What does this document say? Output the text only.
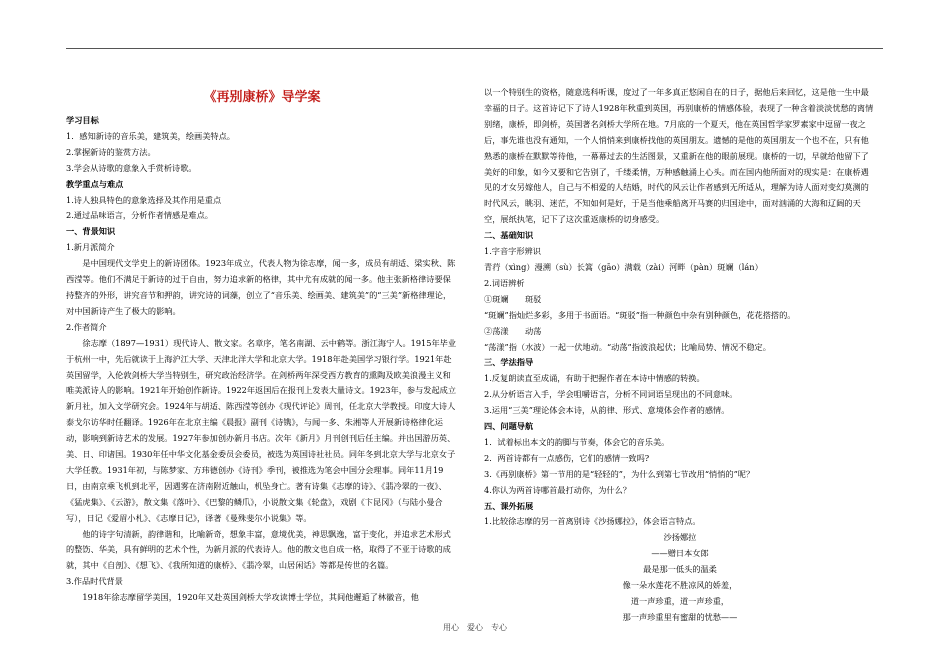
《再别康桥》导学案
学习目标
1．感知新诗的音乐美，建筑美，绘画美特点。
2.掌握新诗的鉴赏方法。
3.学会从诗歌的意象入手赏析诗歌。
教学重点与难点
1.诗人独具特色的意象选择及其作用是重点
2.通过品味语言，分析作者情感是难点。
一、背景知识
1.新月派简介
是中国现代文学史上的新诗团体。1923年成立，代表人物为徐志摩，闻一多，成员有胡适、梁实秋、陈西滢等。他们不满足于新诗的过于自由，努力追求新的格律，其中尤有成就的闻一多。他主张新格律诗要保持整齐的外形，讲究音节和押韵，讲究诗的词藻，创立了“音乐美、绘画美、建筑美”的“三美”新格律理论，对中国新诗产生了极大的影响。
2.作者简介
徐志摩（1897—1931）现代诗人、散文家。名章序，笔名南湖、云中鹤等。浙江海宁人。1915年毕业于杭州一中，先后就读于上海沪江大学、天津北洋大学和北京大学。1918年赴美国学习银行学。1921年赴英国留学，入伦敦剑桥大学当特别生，研究政治经济学。在剑桥两年深受西方教育的熏陶及欧美浪漫主义和唯美派诗人的影响。1921年开始创作新诗。1922年返国后在报刊上发表大量诗文。1923年，参与发起成立新月社，加入文学研究会。1924年与胡适、陈西滢等创办《现代评论》周刊，任北京大学教授。印度大诗人泰戈尔访华时任翻译。1926年在北京主编《晨报》副刊《诗镌》，与闻一多、朱湘等人开展新诗格律化运动，影响到新诗艺术的发展。1927年参加创办新月书店。次年《新月》月刊创刊后任主编。并出国游历英、美、日、印诸国。1930年任中华文化基金委员会委员，被选为英国诗社社员。同年冬到北京大学与北京女子大学任教。1931年初，与陈梦家、方玮德创办《诗刊》季刊，被推选为笔会中国分会理事。同年11月19日，由南京乘飞机到北平，因遇雾在济南附近触山，机坠身亡。著有诗集《志摩的诗》、《翡冷翠的一夜》、《猛虎集》、《云游》，散文集《落叶》、《巴黎的鳞爪》，小说散文集《轮盘》，戏剧《卞昆冈》（与陆小曼合写），日记《爱眉小札》、《志摩日记》，译著《曼殊斐尔小说集》等。
他的诗字句清新，韵律谐和，比喻新奇，想象丰富，意境优美，神思飘逸，富于变化，并追求艺术形式的整饬、华美，具有鲜明的艺术个性，为新月派的代表诗人。他的散文也自成一格，取得了不亚于诗歌的成就，其中《自剖》、《想飞》、《我所知道的康桥》、《翡冷翠，山居闲话》等都是传世的名篇。
3.作品时代背景
1918年徐志摩留学美国，1920年又赴英国剑桥大学攻读博士学位，其间他邂逅了林徽音，他
以一个特别生的资格，随意选科听课，度过了一年多真正悠闲自在的日子，据他后来回忆，这是他一生中最幸福的日子。这首诗记下了诗人1928年秋重到英国，再别康桥的情感体验，表现了一种含着淡淡忧愁的离情别绪，康桥，即剑桥，英国著名剑桥大学所在地。7月底的一个夏天，他在英国哲学家罗素家中逗留一夜之后，事先谁也没有通知，一个人悄悄来到康桥找他的英国朋友。遗憾的是他的英国朋友一个也不在，只有他熟悉的康桥在默默等待他，一幕幕过去的生活图景，又重新在他的眼前展现。康桥的一切，早就给他留下了美好的印象，如今又要和它告别了，千缕柔情，万种感触涌上心头。而在国内他所面对的现实是：在康桥遇见的才女另嫁他人，自己与不相爱的人结婚，时代的风云让作者感到无所适从，理解为诗人面对变幻莫测的时代风云，眺羽、迷茫，不知如何是好，于是当他乘船离开马赛的归国途中，面对汹涌的大海和辽阔的天空，展纸执笔，记下了这次重返康桥的切身感受。
二、基础知识
1.字音字形辨识
青荇（xìng）漫溯（sù）长篙（gāo）满载（zài）河畔（pàn）斑斓（lán）
2.词语辨析
①斑斓　　斑驳
“斑斓”指灿烂多彩，多用于书面语。“斑驳”指一种颜色中杂有别种颜色，花花搭搭的。
②荡漾　　动荡
“荡漾”指（水波）一起一伏地动。“动荡”指波浪起伏；比喻局势、情况不稳定。
三、学法指导
1.反复朗读直至成诵，有助于把握作者在本诗中情感的转换。
2.从分析语言入手，学会咀嚼语言，分析不同词语呈现出的不同意味。
3.运用“三美”理论体会本诗，从韵律、形式、意境体会作者的感情。
四、问题导航
1．试着标出本文的韵脚与节奏，体会它的音乐美。
2．两首诗都有一点感伤，它们的感情一致吗?
3.《再别康桥》第一节用的是“轻轻的”，为什么到第七节改用“悄悄的”呢？
4.你认为两首诗哪首最打动你，为什么？
五、课外拓展
1.比较徐志摩的另一首离别诗《沙扬娜拉》，体会语言特点。
沙扬娜拉
——赠日本女郎
最是那一低头的温柔
像一朵水莲花不胜凉风的娇羞，
道一声珍重，道一声珍重，
那一声珍重里有蜜甜的忧愁——
用心　爱心　专心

------

→ **Problem description**
Give back the whole listing as it stands, minus its pictures.

→ **Exercise response**
What does this document say? Output the text only.
《再别康桥》导学案
学习目标
1．感知新诗的音乐美，建筑美，绘画美特点。
2.掌握新诗的鉴赏方法。
3.学会从诗歌的意象入手赏析诗歌。
教学重点与难点
1.诗人独具特色的意象选择及其作用是重点
2.通过品味语言，分析作者情感是难点。
一、背景知识
1.新月派简介
是中国现代文学史上的新诗团体。1923年成立，代表人物为徐志摩，闻一多，成员有胡适、梁实秋、陈西滢等。他们不满足于新诗的过于自由，努力追求新的格律，其中尤有成就的闻一多。他主张新格律诗要保持整齐的外形，讲究音节和押韵，讲究诗的词藻，创立了“音乐美、绘画美、建筑美”的“三美”新格律理论，对中国新诗产生了极大的影响。
2.作者简介
徐志摩（1897—1931）现代诗人、散文家。名章序，笔名南湖、云中鹤等。浙江海宁人。1915年毕业于杭州一中，先后就读于上海沪江大学、天津北洋大学和北京大学。1918年赴美国学习银行学。1921年赴英国留学，入伦敦剑桥大学当特别生，研究政治经济学。在剑桥两年深受西方教育的熏陶及欧美浪漫主义和唯美派诗人的影响。1921年开始创作新诗。1922年返国后在报刊上发表大量诗文。1923年，参与发起成立新月社，加入文学研究会。1924年与胡适、陈西滢等创办《现代评论》周刊，任北京大学教授。印度大诗人泰戈尔访华时任翻译。1926年在北京主编《晨报》副刊《诗镌》，与闻一多、朱湘等人开展新诗格律化运动，影响到新诗艺术的发展。1927年参加创办新月书店。次年《新月》月刊创刊后任主编。并出国游历英、美、日、印诸国。1930年任中华文化基金委员会委员，被选为英国诗社社员。同年冬到北京大学与北京女子大学任教。1931年初，与陈梦家、方玮德创办《诗刊》季刊，被推选为笔会中国分会理事。同年11月19日，由南京乘飞机到北平，因遇雾在济南附近触山，机坠身亡。著有诗集《志摩的诗》、《翡冷翠的一夜》、《猛虎集》、《云游》，散文集《落叶》、《巴黎的鳞爪》，小说散文集《轮盘》，戏剧《卞昆冈》（与陆小曼合写），日记《爱眉小札》、《志摩日记》，译著《曼殊斐尔小说集》等。
他的诗字句清新，韵律谐和，比喻新奇，想象丰富，意境优美，神思飘逸，富于变化，并追求艺术形式的整饬、华美，具有鲜明的艺术个性，为新月派的代表诗人。他的散文也自成一格，取得了不亚于诗歌的成就，其中《自剖》、《想飞》、《我所知道的康桥》、《翡冷翠，山居闲话》等都是传世的名篇。
3.作品时代背景
1918年徐志摩留学美国，1920年又赴英国剑桥大学攻读博士学位，其间他邂逅了林徽音，他
以一个特别生的资格，随意选科听课，度过了一年多真正悠闲自在的日子，据他后来回忆，这是他一生中最幸福的日子。这首诗记下了诗人1928年秋重到英国，再别康桥的情感体验，表现了一种含着淡淡忧愁的离情别绪，康桥，即剑桥，英国著名剑桥大学所在地。7月底的一个夏天，他在英国哲学家罗素家中逗留一夜之后，事先谁也没有通知，一个人悄悄来到康桥找他的英国朋友。遗憾的是他的英国朋友一个也不在，只有他熟悉的康桥在默默等待他，一幕幕过去的生活图景，又重新在他的眼前展现。康桥的一切，早就给他留下了美好的印象，如今又要和它告别了，千缕柔情，万种感触涌上心头。而在国内他所面对的现实是：在康桥遇见的才女另嫁他人，自己与不相爱的人结婚，时代的风云让作者感到无所适从，理解为诗人面对变幻莫测的时代风云，眺羽、迷茫，不知如何是好，于是当他乘船离开马赛的归国途中，面对汹涌的大海和辽阔的天空，展纸执笔，记下了这次重返康桥的切身感受。
二、基础知识
1.字音字形辨识
青荇（xìng）漫溯（sù）长篙（gāo）满载（zài）河畔（pàn）斑斓（lán）
2.词语辨析
①斑斓　　斑驳
“斑斓”指灿烂多彩，多用于书面语。“斑驳”指一种颜色中杂有别种颜色，花花搭搭的。
②荡漾　　动荡
“荡漾”指（水波）一起一伏地动。“动荡”指波浪起伏；比喻局势、情况不稳定。
三、学法指导
1.反复朗读直至成诵，有助于把握作者在本诗中情感的转换。
2.从分析语言入手，学会咀嚼语言，分析不同词语呈现出的不同意味。
3.运用“三美”理论体会本诗，从韵律、形式、意境体会作者的感情。
四、问题导航
1．试着标出本文的韵脚与节奏，体会它的音乐美。
2．两首诗都有一点感伤，它们的感情一致吗?
3.《再别康桥》第一节用的是“轻轻的”，为什么到第七节改用“悄悄的”呢？
4.你认为两首诗哪首最打动你，为什么？
五、课外拓展
1.比较徐志摩的另一首离别诗《沙扬娜拉》，体会语言特点。
沙扬娜拉
——赠日本女郎
最是那一低头的温柔
像一朵水莲花不胜凉风的娇羞，
道一声珍重，道一声珍重，
那一声珍重里有蜜甜的忧愁——
用心　爱心　专心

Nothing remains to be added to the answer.